Reproduce the material word for word; the images stay out.

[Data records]
-=-=-=-=-

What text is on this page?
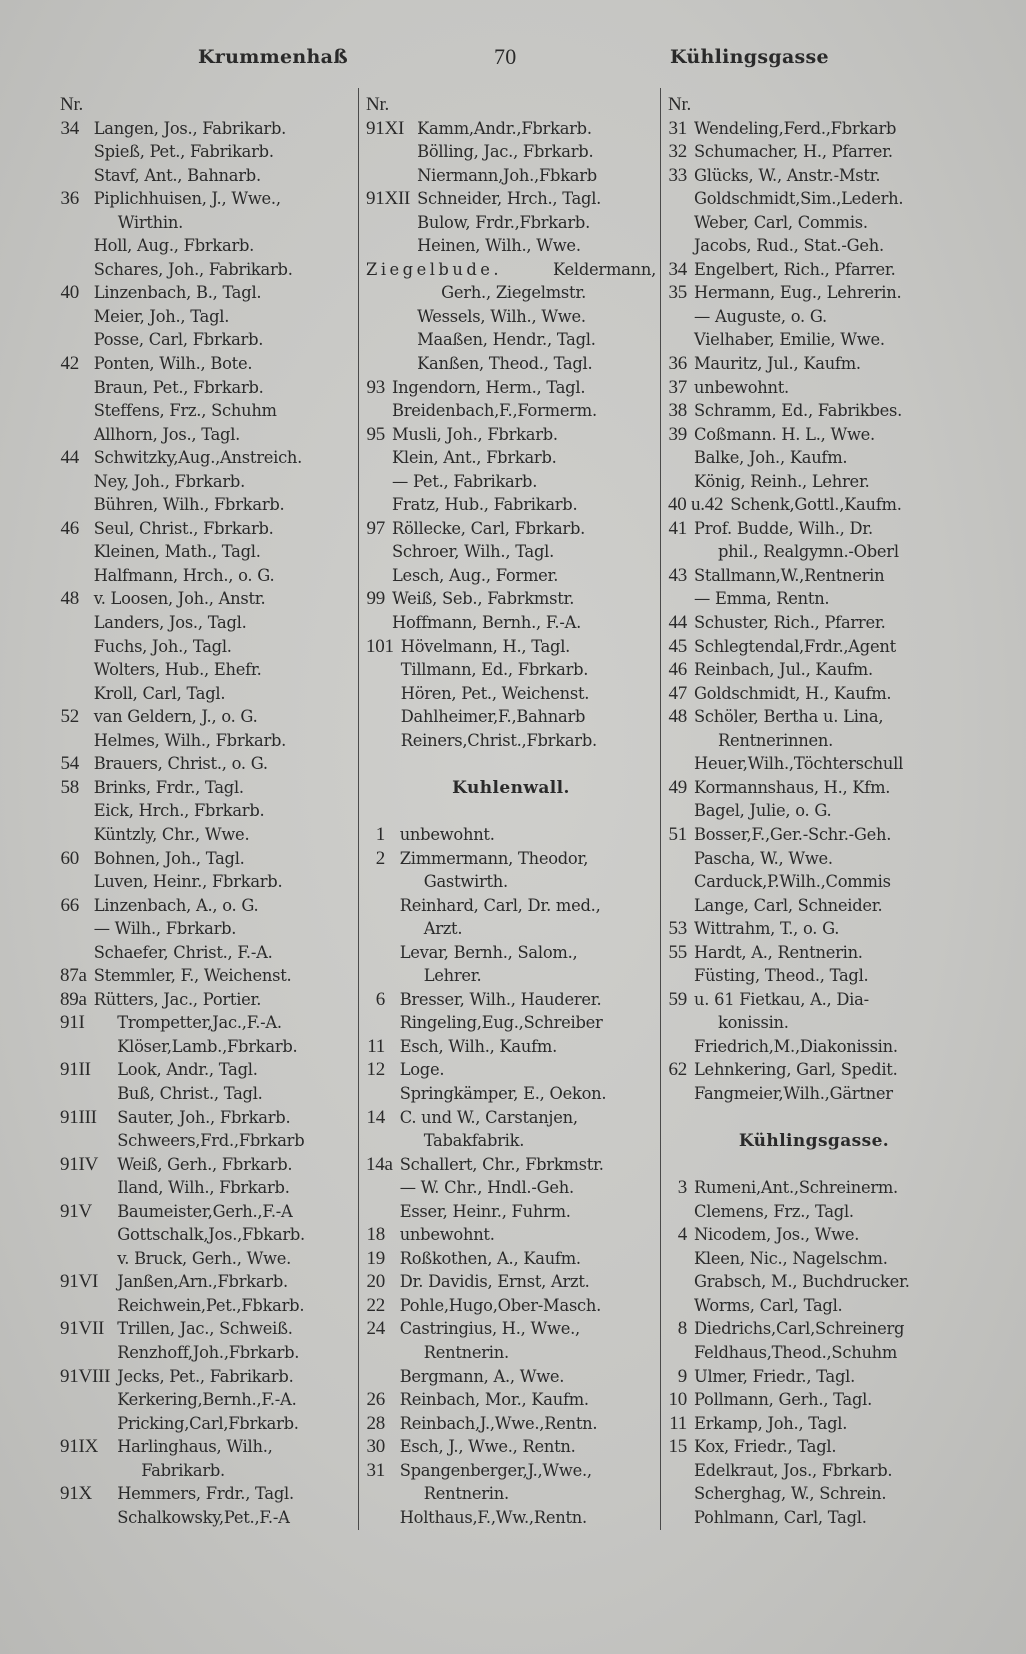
Krummenhaß	70	Kühlingsgasse
Nr.
34 Langen, Jos., Fabrikarb.
Spieß, Pet., Fabrikarb.
Stavf, Ant., Bahnarb.
36 Piplichhuisen, J., Wwe.,
Wirthin.
Holl, Aug., Fbrkarb.
Schares, Joh., Fabrikarb.
40 Linzenbach, B., Tagl.
Meier, Joh., Tagl.
Posse, Carl, Fbrkarb.
42 Ponten, Wilh., Bote.
Braun, Pet., Fbrkarb.
Steffens, Frz., Schuhm
Allhorn, Jos., Tagl.
44 Schwitzky,Aug.,Anstreich.
Ney, Joh., Fbrkarb.
Bühren, Wilh., Fbrkarb.
46 Seul, Christ., Fbrkarb.
Kleinen, Math., Tagl.
Halfmann, Hrch., o. G.
48 v. Loosen, Joh., Anstr.
Landers, Jos., Tagl.
Fuchs, Joh., Tagl.
Wolters, Hub., Ehefr.
Kroll, Carl, Tagl.
52 van Geldern, J., o. G.
Helmes, Wilh., Fbrkarb.
54 Brauers, Christ., o. G.
58 Brinks, Frdr., Tagl.
Eick, Hrch., Fbrkarb.
Küntzly, Chr., Wwe.
60 Bohnen, Joh., Tagl.
Luven, Heinr., Fbrkarb.
66 Linzenbach, A., o. G.
— Wilh., Fbrkarb.
Schaefer, Christ., F.-A.
87a Stemmler, F., Weichenst.
89a Rütters, Jac., Portier.
91I	Trompetter,Jac.,F.-A.
Klöser,Lamb.,Fbrkarb.
91II	Look, Andr., Tagl.
Buß, Christ., Tagl.
91III	Sauter, Joh., Fbrkarb.
Schweers,Frd.,Fbrkarb
91IV	Weiß, Gerh., Fbrkarb.
Iland, Wilh., Fbrkarb.
91V	Baumeister,Gerh.,F.-A
Gottschalk,Jos.,Fbkarb.
v. Bruck, Gerh., Wwe.
91VI	Janßen,Arn.,Fbrkarb.
Reichwein,Pet.,Fbkarb.
91VII Trillen, Jac., Schweiß.
Renzhoff,Joh.,Fbrkarb.
91VIII Jecks, Pet., Fabrikarb.
Kerkering,Bernh.,F.-A.
Pricking,Carl,Fbrkarb.
91IX	Harlinghaus, Wilh.,
Fabrikarb.
91X	Hemmers, Frdr., Tagl.
Schalkowsky,Pet.,F.-A
Nr.
91XI Kamm,Andr.,Fbrkarb.
Bölling, Jac., Fbrkarb.
Niermann,Joh.,Fbkarb
91XII Schneider, Hrch., Tagl.
Bulow, Frdr.,Fbrkarb.
Heinen, Wilh., Wwe.
Ziegelbude.	Keldermann,
Gerh., Ziegelmstr.
Wessels, Wilh., Wwe.
Maaßen, Hendr., Tagl.
Kanßen, Theod., Tagl.
93 Ingendorn, Herm., Tagl.
Breidenbach,F.,Formerm.
95 Musli, Joh., Fbrkarb.
Klein, Ant., Fbrkarb.
— Pet., Fabrikarb.
Fratz, Hub., Fabrikarb.
97 Röllecke, Carl, Fbrkarb.
Schroer, Wilh., Tagl.
Lesch, Aug., Former.
99 Weiß, Seb., Fabrkmstr.
Hoffmann, Bernh., F.-A.
101 Hövelmann, H., Tagl.
Tillmann, Ed., Fbrkarb.
Hören, Pet., Weichenst.
Dahlheimer,F.,Bahnarb
Reiners,Christ.,Fbrkarb.
Kuhlenwall.
1 unbewohnt.
2 Zimmermann, Theodor,
Gastwirth.
Reinhard, Carl, Dr. med.,
Arzt.
Levar, Bernh., Salom.,
Lehrer.
6 Bresser, Wilh., Hauderer.
Ringeling,Eug.,Schreiber
11 Esch, Wilh., Kaufm.
12 Loge.
Springkämper, E., Oekon.
14 C. und W., Carstanjen,
Tabakfabrik.
14a Schallert, Chr., Fbrkmstr.
— W. Chr., Hndl.-Geh.
Esser, Heinr., Fuhrm.
18 unbewohnt.
19 Roßkothen, A., Kaufm.
20 Dr. Davidis, Ernst, Arzt.
22 Pohle,Hugo,Ober-Masch.
24 Castringius, H., Wwe.,
Rentnerin.
Bergmann, A., Wwe.
26 Reinbach, Mor., Kaufm.
28 Reinbach,J.,Wwe.,Rentn.
30 Esch, J., Wwe., Rentn.
31 Spangenberger,J.,Wwe.,
Rentnerin.
Holthaus,F.,Ww.,Rentn.
Nr.
31 Wendeling,Ferd.,Fbrkarb
32 Schumacher, H., Pfarrer.
33 Glücks, W., Anstr.-Mstr.
Goldschmidt,Sim.,Lederh.
Weber, Carl, Commis.
Jacobs, Rud., Stat.-Geh.
34 Engelbert, Rich., Pfarrer.
35 Hermann, Eug., Lehrerin.
— Auguste, o. G.
Vielhaber, Emilie, Wwe.
36 Mauritz, Jul., Kaufm.
37 unbewohnt.
38 Schramm, Ed., Fabrikbes.
39 Coßmann. H. L., Wwe.
Balke, Joh., Kaufm.
König, Reinh., Lehrer.
40 u.42 Schenk,Gottl.,Kaufm.
41 Prof. Budde, Wilh., Dr.
phil., Realgymn.-Oberl
43 Stallmann,W.,Rentnerin
— Emma, Rentn.
44 Schuster, Rich., Pfarrer.
45 Schlegtendal,Frdr.,Agent
46 Reinbach, Jul., Kaufm.
47 Goldschmidt, H., Kaufm.
48 Schöler, Bertha u. Lina,
Rentnerinnen.
Heuer,Wilh.,Töchterschull
49 Kormannshaus, H., Kfm.
Bagel, Julie, o. G.
51 Bosser,F.,Ger.-Schr.-Geh.
Pascha, W., Wwe.
Carduck,P.Wilh.,Commis
Lange, Carl, Schneider.
53 Wittrahm, T., o. G.
55 Hardt, A., Rentnerin.
Füsting, Theod., Tagl.
59 u. 61 Fietkau, A., Dia-
konissin.
Friedrich,M.,Diakonissin.
62 Lehnkering, Garl, Spedit.
Fangmeier,Wilh.,Gärtner
Kühlingsgasse.
3 Rumeni,Ant.,Schreinerm.
Clemens, Frz., Tagl.
4 Nicodem, Jos., Wwe.
Kleen, Nic., Nagelschm.
Grabsch, M., Buchdrucker.
Worms, Carl, Tagl.
8 Diedrichs,Carl,Schreinerg
Feldhaus,Theod.,Schuhm
9 Ulmer, Friedr., Tagl.
10 Pollmann, Gerh., Tagl.
11 Erkamp, Joh., Tagl.
15 Kox, Friedr., Tagl.
Edelkraut, Jos., Fbrkarb.
Scherghag, W., Schrein.
Pohlmann, Carl, Tagl.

-=-=-=-=-

## FINAL RESULT
What text is on this page?
Krummenhaß	70	Kühlingsgasse
Nr.
34 Langen, Jos., Fabrikarb.
Spieß, Pet., Fabrikarb.
Stavf, Ant., Bahnarb.
36 Piplichhuisen, J., Wwe.,
Wirthin.
Holl, Aug., Fbrkarb.
Schares, Joh., Fabrikarb.
40 Linzenbach, B., Tagl.
Meier, Joh., Tagl.
Posse, Carl, Fbrkarb.
42 Ponten, Wilh., Bote.
Braun, Pet., Fbrkarb.
Steffens, Frz., Schuhm
Allhorn, Jos., Tagl.
44 Schwitzky,Aug.,Anstreich.
Ney, Joh., Fbrkarb.
Bühren, Wilh., Fbrkarb.
46 Seul, Christ., Fbrkarb.
Kleinen, Math., Tagl.
Halfmann, Hrch., o. G.
48 v. Loosen, Joh., Anstr.
Landers, Jos., Tagl.
Fuchs, Joh., Tagl.
Wolters, Hub., Ehefr.
Kroll, Carl, Tagl.
52 van Geldern, J., o. G.
Helmes, Wilh., Fbrkarb.
54 Brauers, Christ., o. G.
58 Brinks, Frdr., Tagl.
Eick, Hrch., Fbrkarb.
Küntzly, Chr., Wwe.
60 Bohnen, Joh., Tagl.
Luven, Heinr., Fbrkarb.
66 Linzenbach, A., o. G.
— Wilh., Fbrkarb.
Schaefer, Christ., F.-A.
87a Stemmler, F., Weichenst.
89a Rütters, Jac., Portier.
91I	Trompetter,Jac.,F.-A.
Klöser,Lamb.,Fbrkarb.
91II	Look, Andr., Tagl.
Buß, Christ., Tagl.
91III	Sauter, Joh., Fbrkarb.
Schweers,Frd.,Fbrkarb
91IV	Weiß, Gerh., Fbrkarb.
Iland, Wilh., Fbrkarb.
91V	Baumeister,Gerh.,F.-A
Gottschalk,Jos.,Fbkarb.
v. Bruck, Gerh., Wwe.
91VI	Janßen,Arn.,Fbrkarb.
Reichwein,Pet.,Fbkarb.
91VII Trillen, Jac., Schweiß.
Renzhoff,Joh.,Fbrkarb.
91VIII Jecks, Pet., Fabrikarb.
Kerkering,Bernh.,F.-A.
Pricking,Carl,Fbrkarb.
91IX	Harlinghaus, Wilh.,
Fabrikarb.
91X	Hemmers, Frdr., Tagl.
Schalkowsky,Pet.,F.-A
Nr.
91XI Kamm,Andr.,Fbrkarb.
Bölling, Jac., Fbrkarb.
Niermann,Joh.,Fbkarb
91XII Schneider, Hrch., Tagl.
Bulow, Frdr.,Fbrkarb.
Heinen, Wilh., Wwe.
Ziegelbude.	Keldermann,
Gerh., Ziegelmstr.
Wessels, Wilh., Wwe.
Maaßen, Hendr., Tagl.
Kanßen, Theod., Tagl.
93 Ingendorn, Herm., Tagl.
Breidenbach,F.,Formerm.
95 Musli, Joh., Fbrkarb.
Klein, Ant., Fbrkarb.
— Pet., Fabrikarb.
Fratz, Hub., Fabrikarb.
97 Röllecke, Carl, Fbrkarb.
Schroer, Wilh., Tagl.
Lesch, Aug., Former.
99 Weiß, Seb., Fabrkmstr.
Hoffmann, Bernh., F.-A.
101 Hövelmann, H., Tagl.
Tillmann, Ed., Fbrkarb.
Hören, Pet., Weichenst.
Dahlheimer,F.,Bahnarb
Reiners,Christ.,Fbrkarb.
Kuhlenwall.
1 unbewohnt.
2 Zimmermann, Theodor,
Gastwirth.
Reinhard, Carl, Dr. med.,
Arzt.
Levar, Bernh., Salom.,
Lehrer.
6 Bresser, Wilh., Hauderer.
Ringeling,Eug.,Schreiber
11 Esch, Wilh., Kaufm.
12 Loge.
Springkämper, E., Oekon.
14 C. und W., Carstanjen,
Tabakfabrik.
14a Schallert, Chr., Fbrkmstr.
— W. Chr., Hndl.-Geh.
Esser, Heinr., Fuhrm.
18 unbewohnt.
19 Roßkothen, A., Kaufm.
20 Dr. Davidis, Ernst, Arzt.
22 Pohle,Hugo,Ober-Masch.
24 Castringius, H., Wwe.,
Rentnerin.
Bergmann, A., Wwe.
26 Reinbach, Mor., Kaufm.
28 Reinbach,J.,Wwe.,Rentn.
30 Esch, J., Wwe., Rentn.
31 Spangenberger,J.,Wwe.,
Rentnerin.
Holthaus,F.,Ww.,Rentn.
Nr.
31 Wendeling,Ferd.,Fbrkarb
32 Schumacher, H., Pfarrer.
33 Glücks, W., Anstr.-Mstr.
Goldschmidt,Sim.,Lederh.
Weber, Carl, Commis.
Jacobs, Rud., Stat.-Geh.
34 Engelbert, Rich., Pfarrer.
35 Hermann, Eug., Lehrerin.
— Auguste, o. G.
Vielhaber, Emilie, Wwe.
36 Mauritz, Jul., Kaufm.
37 unbewohnt.
38 Schramm, Ed., Fabrikbes.
39 Coßmann. H. L., Wwe.
Balke, Joh., Kaufm.
König, Reinh., Lehrer.
40 u.42 Schenk,Gottl.,Kaufm.
41 Prof. Budde, Wilh., Dr.
phil., Realgymn.-Oberl
43 Stallmann,W.,Rentnerin
— Emma, Rentn.
44 Schuster, Rich., Pfarrer.
45 Schlegtendal,Frdr.,Agent
46 Reinbach, Jul., Kaufm.
47 Goldschmidt, H., Kaufm.
48 Schöler, Bertha u. Lina,
Rentnerinnen.
Heuer,Wilh.,Töchterschull
49 Kormannshaus, H., Kfm.
Bagel, Julie, o. G.
51 Bosser,F.,Ger.-Schr.-Geh.
Pascha, W., Wwe.
Carduck,P.Wilh.,Commis
Lange, Carl, Schneider.
53 Wittrahm, T., o. G.
55 Hardt, A., Rentnerin.
Füsting, Theod., Tagl.
59 u. 61 Fietkau, A., Dia-
konissin.
Friedrich,M.,Diakonissin.
62 Lehnkering, Garl, Spedit.
Fangmeier,Wilh.,Gärtner
Kühlingsgasse.
3 Rumeni,Ant.,Schreinerm.
Clemens, Frz., Tagl.
4 Nicodem, Jos., Wwe.
Kleen, Nic., Nagelschm.
Grabsch, M., Buchdrucker.
Worms, Carl, Tagl.
8 Diedrichs,Carl,Schreinerg
Feldhaus,Theod.,Schuhm
9 Ulmer, Friedr., Tagl.
10 Pollmann, Gerh., Tagl.
11 Erkamp, Joh., Tagl.
15 Kox, Friedr., Tagl.
Edelkraut, Jos., Fbrkarb.
Scherghag, W., Schrein.
Pohlmann, Carl, Tagl.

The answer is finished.